◆ **EXERCISE TASK**
Which lines in the records below contain the word "title"? Copy each of them.

◆ **EXTRACTED RECORDS**
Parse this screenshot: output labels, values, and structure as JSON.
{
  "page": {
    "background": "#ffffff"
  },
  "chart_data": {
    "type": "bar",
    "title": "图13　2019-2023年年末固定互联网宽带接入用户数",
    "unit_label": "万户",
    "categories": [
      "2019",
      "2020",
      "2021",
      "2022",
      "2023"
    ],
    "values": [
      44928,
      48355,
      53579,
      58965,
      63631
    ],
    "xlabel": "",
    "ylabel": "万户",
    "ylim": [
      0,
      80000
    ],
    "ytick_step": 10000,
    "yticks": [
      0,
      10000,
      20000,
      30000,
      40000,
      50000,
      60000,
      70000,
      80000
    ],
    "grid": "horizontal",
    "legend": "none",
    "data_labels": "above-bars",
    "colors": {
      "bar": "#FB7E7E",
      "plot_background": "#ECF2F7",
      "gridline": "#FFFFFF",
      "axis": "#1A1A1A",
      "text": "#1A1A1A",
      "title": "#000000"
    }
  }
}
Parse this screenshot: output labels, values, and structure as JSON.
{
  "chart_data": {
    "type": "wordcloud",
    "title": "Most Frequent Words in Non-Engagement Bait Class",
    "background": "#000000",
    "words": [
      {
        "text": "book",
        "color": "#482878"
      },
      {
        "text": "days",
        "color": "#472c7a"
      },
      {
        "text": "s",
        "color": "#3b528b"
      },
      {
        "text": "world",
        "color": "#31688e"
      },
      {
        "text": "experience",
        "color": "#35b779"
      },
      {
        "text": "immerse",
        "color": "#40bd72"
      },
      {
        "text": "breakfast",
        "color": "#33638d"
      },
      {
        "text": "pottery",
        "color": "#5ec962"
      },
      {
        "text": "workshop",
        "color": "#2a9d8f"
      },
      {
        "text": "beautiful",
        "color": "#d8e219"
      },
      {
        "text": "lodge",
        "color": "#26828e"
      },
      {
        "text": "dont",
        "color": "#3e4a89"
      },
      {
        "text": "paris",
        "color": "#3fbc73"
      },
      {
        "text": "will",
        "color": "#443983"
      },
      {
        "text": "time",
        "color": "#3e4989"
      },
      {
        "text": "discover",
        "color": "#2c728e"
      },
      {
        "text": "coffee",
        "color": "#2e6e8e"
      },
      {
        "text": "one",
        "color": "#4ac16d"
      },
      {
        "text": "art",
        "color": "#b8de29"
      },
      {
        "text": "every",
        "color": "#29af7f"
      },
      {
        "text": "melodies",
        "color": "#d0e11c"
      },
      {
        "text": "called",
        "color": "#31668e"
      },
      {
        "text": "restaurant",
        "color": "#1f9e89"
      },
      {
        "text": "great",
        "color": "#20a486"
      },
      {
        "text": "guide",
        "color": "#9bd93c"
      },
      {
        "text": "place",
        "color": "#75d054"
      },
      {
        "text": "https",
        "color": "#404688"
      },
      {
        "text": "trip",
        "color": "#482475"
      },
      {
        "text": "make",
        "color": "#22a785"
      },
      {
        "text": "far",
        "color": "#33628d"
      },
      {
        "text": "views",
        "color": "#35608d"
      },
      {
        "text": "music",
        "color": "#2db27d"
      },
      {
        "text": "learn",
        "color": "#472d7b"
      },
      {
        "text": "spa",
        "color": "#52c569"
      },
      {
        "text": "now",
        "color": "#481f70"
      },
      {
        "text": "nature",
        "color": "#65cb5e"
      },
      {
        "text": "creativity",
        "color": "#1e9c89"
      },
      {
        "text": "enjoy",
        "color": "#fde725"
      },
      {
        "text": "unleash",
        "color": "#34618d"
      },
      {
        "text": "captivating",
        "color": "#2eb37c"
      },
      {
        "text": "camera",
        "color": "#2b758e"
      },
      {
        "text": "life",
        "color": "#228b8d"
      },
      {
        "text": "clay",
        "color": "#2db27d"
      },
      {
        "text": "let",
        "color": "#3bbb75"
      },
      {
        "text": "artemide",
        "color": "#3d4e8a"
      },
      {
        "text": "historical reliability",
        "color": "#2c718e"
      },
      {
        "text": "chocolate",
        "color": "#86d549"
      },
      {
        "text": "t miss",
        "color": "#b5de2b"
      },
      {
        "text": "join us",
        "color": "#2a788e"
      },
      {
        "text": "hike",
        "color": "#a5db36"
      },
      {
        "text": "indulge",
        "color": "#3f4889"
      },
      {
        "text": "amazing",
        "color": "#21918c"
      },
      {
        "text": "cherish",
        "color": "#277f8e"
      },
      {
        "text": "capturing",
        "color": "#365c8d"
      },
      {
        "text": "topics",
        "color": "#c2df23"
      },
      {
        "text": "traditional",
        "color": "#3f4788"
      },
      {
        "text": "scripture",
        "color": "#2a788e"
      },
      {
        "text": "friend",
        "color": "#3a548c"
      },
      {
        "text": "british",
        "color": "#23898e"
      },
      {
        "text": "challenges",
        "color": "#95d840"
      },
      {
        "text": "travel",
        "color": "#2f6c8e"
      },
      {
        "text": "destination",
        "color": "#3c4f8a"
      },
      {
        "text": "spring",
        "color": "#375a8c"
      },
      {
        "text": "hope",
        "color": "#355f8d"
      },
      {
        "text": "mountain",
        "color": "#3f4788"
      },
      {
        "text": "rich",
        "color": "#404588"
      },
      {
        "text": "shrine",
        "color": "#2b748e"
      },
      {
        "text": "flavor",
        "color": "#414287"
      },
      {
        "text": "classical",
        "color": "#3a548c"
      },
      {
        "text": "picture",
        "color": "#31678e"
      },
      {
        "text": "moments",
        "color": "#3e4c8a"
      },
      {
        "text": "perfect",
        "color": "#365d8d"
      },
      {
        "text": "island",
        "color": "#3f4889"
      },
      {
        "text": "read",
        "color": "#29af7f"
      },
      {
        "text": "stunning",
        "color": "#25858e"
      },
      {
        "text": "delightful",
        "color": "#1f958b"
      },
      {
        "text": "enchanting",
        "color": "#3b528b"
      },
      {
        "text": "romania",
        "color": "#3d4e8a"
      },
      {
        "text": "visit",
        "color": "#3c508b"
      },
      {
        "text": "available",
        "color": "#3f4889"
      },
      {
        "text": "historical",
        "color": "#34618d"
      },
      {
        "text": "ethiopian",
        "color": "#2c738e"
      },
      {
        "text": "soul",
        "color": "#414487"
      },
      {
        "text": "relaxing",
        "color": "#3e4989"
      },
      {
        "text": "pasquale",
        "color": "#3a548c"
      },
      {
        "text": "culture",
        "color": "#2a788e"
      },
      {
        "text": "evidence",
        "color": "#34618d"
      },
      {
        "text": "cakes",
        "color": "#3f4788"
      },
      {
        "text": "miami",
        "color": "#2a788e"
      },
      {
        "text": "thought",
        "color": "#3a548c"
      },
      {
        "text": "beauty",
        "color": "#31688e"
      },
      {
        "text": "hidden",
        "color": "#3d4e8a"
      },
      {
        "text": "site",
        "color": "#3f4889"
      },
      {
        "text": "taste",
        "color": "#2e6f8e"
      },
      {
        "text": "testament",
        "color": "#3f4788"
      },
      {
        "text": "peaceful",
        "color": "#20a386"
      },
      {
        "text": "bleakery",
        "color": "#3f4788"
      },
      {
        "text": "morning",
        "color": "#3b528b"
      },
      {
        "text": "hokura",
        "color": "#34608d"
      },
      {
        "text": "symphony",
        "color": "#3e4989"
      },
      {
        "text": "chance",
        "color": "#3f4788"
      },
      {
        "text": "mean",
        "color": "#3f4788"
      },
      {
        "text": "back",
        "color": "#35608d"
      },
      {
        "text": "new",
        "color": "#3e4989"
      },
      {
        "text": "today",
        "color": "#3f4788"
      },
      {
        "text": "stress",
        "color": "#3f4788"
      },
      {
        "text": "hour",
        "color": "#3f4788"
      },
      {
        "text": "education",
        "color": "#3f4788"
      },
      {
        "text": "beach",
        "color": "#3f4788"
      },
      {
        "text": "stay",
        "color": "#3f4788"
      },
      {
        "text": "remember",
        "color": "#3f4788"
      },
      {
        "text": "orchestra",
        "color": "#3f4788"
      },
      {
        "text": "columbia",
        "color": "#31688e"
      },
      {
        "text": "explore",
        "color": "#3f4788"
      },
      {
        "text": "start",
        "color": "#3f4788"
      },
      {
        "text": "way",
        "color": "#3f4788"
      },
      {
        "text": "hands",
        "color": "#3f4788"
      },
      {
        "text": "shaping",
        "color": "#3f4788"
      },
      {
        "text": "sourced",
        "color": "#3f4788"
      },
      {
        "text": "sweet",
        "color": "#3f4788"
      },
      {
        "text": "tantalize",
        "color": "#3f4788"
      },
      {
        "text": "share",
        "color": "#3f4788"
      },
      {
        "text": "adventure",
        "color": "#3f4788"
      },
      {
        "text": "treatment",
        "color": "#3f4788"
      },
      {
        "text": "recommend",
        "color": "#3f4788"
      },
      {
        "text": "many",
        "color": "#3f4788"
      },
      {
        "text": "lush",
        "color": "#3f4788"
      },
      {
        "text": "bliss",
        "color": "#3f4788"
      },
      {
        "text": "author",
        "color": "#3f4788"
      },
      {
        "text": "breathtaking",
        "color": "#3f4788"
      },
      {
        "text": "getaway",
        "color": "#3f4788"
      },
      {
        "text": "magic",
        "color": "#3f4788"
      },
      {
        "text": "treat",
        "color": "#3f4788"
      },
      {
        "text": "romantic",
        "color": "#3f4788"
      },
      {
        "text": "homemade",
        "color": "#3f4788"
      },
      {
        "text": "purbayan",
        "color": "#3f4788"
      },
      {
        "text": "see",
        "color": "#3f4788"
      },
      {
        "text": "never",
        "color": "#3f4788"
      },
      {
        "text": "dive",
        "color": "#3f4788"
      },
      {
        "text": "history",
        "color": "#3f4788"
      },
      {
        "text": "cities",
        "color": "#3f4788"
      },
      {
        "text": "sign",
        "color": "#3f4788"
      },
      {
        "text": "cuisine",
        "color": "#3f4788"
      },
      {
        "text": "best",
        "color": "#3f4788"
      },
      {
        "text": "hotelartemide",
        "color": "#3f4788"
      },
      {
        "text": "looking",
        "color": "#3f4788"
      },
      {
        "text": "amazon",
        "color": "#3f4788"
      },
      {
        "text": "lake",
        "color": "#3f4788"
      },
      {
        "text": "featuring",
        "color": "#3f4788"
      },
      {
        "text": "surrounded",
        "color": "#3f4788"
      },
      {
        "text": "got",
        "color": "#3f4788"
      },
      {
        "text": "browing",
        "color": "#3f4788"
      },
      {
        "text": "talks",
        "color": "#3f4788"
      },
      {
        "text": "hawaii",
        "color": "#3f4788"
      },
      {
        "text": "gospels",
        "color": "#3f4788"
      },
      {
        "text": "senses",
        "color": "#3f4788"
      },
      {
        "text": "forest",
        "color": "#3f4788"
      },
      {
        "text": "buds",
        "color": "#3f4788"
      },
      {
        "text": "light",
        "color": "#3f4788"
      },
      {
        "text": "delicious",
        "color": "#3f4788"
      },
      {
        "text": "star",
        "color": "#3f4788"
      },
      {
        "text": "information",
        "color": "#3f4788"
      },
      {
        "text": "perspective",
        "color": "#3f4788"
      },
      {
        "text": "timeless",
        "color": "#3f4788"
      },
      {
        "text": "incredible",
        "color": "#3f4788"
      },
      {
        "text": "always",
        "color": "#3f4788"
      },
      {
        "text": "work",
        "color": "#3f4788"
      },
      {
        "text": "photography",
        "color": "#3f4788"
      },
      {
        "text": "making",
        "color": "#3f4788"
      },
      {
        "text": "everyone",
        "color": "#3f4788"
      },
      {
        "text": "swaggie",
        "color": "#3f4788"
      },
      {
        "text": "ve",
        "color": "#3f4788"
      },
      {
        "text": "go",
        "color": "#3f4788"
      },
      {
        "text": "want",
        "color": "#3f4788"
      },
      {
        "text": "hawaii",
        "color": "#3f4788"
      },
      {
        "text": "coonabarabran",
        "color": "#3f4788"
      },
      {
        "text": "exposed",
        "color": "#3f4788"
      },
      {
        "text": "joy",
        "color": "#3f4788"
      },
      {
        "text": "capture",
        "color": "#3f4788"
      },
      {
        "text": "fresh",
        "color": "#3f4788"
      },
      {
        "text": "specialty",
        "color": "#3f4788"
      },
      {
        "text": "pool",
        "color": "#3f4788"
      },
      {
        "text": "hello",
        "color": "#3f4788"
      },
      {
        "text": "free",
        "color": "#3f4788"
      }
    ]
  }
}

◆ **OUTPUT FOR THIS EXERCISE**
    "title": "图13　2019-2023年年末固定互联网宽带接入用户数",
      "title": "#000000"
    "title": "Most Frequent Words in Non-Engagement Bait Class",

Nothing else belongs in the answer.